Set task
Find the string "Alicia" in the records. Copy every line it appears in.

Source material
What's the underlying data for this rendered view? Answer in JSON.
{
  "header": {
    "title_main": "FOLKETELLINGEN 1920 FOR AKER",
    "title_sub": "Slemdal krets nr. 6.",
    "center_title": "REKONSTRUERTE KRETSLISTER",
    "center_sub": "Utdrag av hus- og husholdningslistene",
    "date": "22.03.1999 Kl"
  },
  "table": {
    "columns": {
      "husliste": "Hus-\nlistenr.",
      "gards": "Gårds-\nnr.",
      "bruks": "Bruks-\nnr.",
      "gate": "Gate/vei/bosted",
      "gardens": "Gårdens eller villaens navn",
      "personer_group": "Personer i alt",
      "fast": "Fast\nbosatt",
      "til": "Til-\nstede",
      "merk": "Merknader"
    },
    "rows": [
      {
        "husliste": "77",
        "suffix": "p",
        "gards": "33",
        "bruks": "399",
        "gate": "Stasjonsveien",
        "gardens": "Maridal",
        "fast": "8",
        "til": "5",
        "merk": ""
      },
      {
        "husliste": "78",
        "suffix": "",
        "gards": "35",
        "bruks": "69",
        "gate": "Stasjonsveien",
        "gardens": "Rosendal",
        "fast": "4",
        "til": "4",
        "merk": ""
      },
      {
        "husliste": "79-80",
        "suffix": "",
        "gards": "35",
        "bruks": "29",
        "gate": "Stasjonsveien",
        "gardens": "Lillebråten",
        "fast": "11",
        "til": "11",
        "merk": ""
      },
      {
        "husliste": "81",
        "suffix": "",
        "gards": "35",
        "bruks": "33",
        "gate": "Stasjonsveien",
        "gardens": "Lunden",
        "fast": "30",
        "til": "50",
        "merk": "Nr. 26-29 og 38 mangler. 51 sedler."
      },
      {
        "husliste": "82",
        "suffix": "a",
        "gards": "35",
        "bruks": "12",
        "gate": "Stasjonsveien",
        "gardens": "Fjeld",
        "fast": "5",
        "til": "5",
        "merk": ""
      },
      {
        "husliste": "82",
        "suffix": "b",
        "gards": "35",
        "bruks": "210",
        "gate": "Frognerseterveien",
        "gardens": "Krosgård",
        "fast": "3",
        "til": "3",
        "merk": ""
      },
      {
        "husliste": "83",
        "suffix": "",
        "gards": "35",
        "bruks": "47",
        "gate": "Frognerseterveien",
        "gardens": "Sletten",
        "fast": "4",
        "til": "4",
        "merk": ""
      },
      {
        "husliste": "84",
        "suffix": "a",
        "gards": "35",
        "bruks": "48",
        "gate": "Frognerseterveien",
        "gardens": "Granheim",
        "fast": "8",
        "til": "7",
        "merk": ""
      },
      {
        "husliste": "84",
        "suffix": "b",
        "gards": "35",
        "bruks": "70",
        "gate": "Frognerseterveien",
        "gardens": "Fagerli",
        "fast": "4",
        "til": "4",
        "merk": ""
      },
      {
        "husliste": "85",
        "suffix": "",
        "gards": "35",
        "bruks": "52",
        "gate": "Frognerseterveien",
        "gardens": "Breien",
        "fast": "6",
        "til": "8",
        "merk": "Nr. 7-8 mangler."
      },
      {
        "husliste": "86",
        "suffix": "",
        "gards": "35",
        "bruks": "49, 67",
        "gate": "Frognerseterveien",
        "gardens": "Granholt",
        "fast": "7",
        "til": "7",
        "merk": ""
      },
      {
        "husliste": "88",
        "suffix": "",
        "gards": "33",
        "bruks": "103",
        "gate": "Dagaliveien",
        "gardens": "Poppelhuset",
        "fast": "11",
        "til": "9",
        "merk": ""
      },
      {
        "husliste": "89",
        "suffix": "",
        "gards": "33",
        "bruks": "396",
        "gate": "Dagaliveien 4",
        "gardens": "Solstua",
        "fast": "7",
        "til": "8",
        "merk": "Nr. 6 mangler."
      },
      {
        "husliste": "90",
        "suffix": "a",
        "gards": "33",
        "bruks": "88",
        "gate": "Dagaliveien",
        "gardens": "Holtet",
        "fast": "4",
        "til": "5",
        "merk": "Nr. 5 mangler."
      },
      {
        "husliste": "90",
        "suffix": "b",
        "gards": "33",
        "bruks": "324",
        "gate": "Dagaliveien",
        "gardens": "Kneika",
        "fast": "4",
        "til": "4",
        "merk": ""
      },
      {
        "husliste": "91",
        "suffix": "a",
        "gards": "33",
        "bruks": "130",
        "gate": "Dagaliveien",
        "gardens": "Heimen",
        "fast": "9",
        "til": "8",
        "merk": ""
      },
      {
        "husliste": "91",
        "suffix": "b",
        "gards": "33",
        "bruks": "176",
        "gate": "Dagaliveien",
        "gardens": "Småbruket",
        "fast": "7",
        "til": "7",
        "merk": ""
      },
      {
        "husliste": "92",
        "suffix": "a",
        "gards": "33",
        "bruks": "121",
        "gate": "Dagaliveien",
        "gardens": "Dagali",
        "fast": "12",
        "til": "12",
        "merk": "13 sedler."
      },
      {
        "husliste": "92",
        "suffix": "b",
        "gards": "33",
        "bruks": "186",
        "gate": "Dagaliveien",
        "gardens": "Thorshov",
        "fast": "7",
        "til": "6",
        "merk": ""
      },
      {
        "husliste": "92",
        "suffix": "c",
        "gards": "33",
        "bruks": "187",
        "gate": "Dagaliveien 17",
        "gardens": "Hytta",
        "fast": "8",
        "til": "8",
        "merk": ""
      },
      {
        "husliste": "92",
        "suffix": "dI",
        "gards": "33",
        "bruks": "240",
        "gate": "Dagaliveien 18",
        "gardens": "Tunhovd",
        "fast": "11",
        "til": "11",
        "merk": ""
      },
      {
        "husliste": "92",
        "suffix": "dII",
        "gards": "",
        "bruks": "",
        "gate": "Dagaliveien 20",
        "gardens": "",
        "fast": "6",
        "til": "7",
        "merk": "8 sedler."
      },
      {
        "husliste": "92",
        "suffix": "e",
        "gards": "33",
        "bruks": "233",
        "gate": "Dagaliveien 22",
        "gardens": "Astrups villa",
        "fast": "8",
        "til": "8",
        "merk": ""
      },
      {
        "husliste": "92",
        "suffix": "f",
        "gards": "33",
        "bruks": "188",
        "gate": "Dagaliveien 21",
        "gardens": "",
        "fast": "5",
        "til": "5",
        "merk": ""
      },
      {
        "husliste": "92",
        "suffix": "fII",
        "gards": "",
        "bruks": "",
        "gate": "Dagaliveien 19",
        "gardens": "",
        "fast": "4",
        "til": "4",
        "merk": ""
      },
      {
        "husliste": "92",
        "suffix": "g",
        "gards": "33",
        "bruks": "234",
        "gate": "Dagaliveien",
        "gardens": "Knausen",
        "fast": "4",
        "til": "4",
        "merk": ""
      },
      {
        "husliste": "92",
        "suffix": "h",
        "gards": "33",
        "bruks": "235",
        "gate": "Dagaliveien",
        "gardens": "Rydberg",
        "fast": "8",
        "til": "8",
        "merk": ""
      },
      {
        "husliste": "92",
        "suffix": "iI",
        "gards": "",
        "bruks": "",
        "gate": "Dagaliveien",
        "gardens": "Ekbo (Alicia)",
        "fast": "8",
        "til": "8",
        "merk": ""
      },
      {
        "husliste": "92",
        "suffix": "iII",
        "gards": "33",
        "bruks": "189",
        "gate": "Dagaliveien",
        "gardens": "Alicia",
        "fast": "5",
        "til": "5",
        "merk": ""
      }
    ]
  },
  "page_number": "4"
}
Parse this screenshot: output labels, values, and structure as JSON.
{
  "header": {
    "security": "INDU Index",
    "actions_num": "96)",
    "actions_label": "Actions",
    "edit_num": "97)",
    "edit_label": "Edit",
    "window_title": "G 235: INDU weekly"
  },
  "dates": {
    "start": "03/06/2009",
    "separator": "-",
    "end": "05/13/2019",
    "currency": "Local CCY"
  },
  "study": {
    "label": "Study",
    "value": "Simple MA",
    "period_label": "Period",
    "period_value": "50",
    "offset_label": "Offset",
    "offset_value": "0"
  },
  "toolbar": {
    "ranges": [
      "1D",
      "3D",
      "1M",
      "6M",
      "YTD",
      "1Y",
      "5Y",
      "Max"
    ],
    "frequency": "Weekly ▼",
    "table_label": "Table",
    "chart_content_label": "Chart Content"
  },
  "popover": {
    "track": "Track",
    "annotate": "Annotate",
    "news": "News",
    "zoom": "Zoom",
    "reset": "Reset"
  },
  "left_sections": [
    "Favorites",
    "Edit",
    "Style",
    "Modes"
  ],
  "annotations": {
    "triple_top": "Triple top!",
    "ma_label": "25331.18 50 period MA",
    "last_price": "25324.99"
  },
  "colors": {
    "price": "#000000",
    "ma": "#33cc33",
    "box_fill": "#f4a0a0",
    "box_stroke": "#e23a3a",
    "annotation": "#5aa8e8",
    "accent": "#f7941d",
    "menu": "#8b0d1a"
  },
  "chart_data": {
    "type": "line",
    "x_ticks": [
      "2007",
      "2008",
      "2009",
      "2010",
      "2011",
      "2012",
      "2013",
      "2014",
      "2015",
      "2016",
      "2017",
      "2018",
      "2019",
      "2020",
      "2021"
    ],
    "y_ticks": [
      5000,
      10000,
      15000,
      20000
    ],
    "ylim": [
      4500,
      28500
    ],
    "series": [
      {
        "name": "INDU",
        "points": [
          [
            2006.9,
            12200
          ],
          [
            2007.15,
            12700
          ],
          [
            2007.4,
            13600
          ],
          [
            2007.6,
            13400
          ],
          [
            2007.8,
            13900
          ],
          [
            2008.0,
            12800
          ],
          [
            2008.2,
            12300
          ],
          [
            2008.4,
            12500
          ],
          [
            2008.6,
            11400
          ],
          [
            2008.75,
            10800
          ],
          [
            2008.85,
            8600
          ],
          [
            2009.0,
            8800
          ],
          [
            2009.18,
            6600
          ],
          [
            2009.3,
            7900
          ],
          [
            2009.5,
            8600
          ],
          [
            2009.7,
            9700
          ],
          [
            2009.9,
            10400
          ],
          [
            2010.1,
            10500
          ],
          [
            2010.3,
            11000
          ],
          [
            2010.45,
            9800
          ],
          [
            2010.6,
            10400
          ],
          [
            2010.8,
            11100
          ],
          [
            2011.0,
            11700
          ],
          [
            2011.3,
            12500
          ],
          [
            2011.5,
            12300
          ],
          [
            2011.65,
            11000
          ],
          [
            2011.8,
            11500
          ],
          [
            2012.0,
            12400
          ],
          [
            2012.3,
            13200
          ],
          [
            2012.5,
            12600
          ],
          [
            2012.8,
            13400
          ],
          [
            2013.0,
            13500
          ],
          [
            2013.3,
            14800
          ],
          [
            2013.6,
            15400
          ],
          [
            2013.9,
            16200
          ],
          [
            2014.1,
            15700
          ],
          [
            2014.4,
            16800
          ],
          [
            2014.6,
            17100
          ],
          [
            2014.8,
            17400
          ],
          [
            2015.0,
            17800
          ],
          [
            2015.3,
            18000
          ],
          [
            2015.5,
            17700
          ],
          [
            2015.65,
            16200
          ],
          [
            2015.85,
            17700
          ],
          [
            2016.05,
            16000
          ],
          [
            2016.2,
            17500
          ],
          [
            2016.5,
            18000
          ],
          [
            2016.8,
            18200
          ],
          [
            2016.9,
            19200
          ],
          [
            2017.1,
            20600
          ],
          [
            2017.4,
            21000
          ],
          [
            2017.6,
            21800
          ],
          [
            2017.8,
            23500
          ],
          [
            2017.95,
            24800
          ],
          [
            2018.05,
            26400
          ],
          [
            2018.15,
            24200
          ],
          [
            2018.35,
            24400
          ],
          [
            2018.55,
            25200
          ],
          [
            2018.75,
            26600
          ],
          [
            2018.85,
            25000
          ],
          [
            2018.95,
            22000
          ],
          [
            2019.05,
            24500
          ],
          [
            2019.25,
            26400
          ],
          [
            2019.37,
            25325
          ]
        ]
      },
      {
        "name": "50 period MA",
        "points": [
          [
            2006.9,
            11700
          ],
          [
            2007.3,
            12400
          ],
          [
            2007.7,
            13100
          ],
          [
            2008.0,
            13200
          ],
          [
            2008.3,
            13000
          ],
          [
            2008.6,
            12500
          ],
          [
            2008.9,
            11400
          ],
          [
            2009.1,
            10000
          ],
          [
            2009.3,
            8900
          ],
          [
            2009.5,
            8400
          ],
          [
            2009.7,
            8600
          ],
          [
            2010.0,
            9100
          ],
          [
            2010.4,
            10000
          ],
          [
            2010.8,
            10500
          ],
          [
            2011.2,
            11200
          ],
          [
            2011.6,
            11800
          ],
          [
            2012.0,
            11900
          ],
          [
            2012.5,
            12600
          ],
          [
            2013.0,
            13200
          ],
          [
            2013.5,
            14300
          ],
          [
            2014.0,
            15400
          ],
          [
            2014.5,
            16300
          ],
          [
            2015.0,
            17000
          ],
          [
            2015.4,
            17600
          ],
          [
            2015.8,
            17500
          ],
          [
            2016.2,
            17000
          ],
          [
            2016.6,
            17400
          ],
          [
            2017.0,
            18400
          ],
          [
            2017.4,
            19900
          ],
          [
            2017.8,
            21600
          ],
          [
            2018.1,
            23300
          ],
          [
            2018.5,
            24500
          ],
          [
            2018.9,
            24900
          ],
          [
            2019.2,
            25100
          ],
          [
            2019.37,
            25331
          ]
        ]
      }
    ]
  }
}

Task result
        "gardens": "Ekbo (Alicia)",
        "gardens": "Alicia",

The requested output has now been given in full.